Task: Extract each line containing the string "algorithm".

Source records

☆ ☆ ☆ ☆ ☆ ☆ ☆

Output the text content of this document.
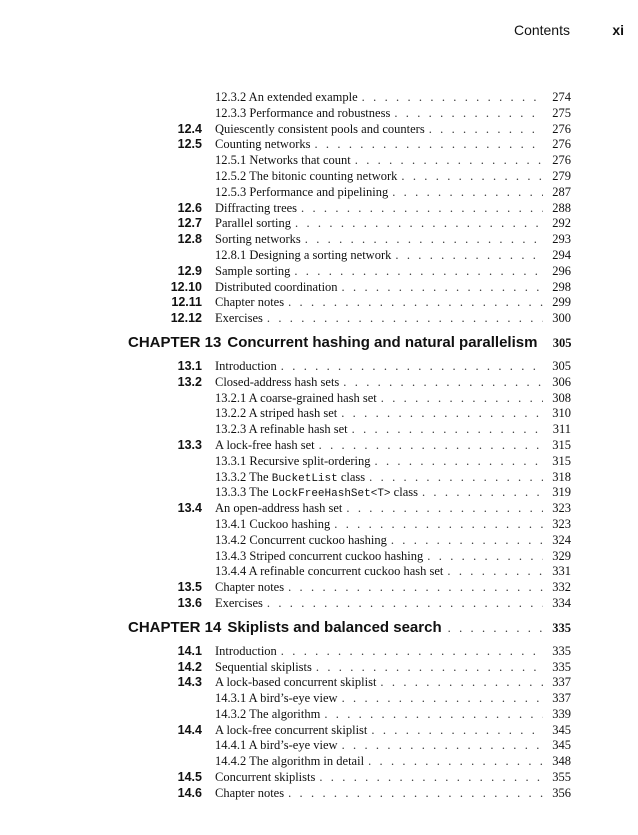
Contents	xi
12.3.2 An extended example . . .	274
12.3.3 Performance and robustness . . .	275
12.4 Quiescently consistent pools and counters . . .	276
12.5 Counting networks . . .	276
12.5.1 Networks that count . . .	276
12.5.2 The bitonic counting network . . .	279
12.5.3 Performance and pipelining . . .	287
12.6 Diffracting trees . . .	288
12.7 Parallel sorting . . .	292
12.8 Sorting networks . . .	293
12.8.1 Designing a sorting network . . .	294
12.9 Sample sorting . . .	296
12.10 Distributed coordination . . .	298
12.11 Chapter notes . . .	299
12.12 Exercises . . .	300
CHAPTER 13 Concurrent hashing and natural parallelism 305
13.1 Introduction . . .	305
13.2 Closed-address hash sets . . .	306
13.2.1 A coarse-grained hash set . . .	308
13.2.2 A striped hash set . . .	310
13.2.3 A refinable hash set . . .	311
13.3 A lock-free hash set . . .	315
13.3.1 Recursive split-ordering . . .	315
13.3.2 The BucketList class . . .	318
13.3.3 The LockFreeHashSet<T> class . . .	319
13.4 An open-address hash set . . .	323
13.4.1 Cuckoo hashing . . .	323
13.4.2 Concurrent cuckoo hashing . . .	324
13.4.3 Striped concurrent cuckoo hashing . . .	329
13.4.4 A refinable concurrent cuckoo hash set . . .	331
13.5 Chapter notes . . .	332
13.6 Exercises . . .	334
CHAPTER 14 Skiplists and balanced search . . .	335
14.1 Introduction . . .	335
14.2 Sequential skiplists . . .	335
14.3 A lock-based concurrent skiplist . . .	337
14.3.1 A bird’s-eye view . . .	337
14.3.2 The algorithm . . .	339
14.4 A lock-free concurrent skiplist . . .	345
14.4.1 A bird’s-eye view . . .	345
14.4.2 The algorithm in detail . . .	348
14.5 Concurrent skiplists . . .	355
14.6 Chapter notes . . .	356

☆ ☆ ☆ ☆ ☆ ☆ ☆

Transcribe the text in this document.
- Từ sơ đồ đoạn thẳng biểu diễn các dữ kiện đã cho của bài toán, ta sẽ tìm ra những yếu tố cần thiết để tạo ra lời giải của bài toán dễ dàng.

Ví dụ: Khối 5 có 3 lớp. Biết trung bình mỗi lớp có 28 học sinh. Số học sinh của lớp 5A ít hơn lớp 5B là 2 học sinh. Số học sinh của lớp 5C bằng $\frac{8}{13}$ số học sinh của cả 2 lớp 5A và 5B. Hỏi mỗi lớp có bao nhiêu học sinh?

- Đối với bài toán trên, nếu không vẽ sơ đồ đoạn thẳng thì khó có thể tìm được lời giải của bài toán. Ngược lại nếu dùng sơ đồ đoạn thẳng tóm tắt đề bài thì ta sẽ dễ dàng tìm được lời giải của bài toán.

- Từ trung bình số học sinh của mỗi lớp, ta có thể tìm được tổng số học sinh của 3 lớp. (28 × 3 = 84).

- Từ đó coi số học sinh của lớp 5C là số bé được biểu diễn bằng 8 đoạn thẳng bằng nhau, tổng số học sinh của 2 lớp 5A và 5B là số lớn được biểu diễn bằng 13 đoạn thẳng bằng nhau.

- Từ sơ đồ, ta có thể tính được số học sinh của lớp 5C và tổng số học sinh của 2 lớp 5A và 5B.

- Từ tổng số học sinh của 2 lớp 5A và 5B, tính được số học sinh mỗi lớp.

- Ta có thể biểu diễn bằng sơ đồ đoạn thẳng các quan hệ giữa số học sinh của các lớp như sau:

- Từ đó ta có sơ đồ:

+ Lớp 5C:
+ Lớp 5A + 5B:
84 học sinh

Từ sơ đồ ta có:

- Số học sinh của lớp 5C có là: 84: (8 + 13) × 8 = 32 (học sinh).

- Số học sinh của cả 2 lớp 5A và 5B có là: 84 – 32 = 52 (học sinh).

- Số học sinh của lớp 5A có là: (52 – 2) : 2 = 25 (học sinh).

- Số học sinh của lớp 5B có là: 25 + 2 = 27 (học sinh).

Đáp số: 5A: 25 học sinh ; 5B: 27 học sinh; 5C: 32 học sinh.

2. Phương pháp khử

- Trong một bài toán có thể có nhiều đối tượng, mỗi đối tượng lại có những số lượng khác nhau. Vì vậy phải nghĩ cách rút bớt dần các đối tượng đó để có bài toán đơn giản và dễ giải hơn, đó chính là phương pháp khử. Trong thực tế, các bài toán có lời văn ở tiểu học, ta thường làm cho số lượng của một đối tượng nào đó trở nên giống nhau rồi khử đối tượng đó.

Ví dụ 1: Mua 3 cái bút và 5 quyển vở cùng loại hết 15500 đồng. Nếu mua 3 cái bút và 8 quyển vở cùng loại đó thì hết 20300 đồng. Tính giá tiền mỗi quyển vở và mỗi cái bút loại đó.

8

☆ ☆ ☆ ☆ ☆ ☆ ☆

Task solution:
14.3.2 The algorithm . . .	339
14.4.2 The algorithm in detail . . .	348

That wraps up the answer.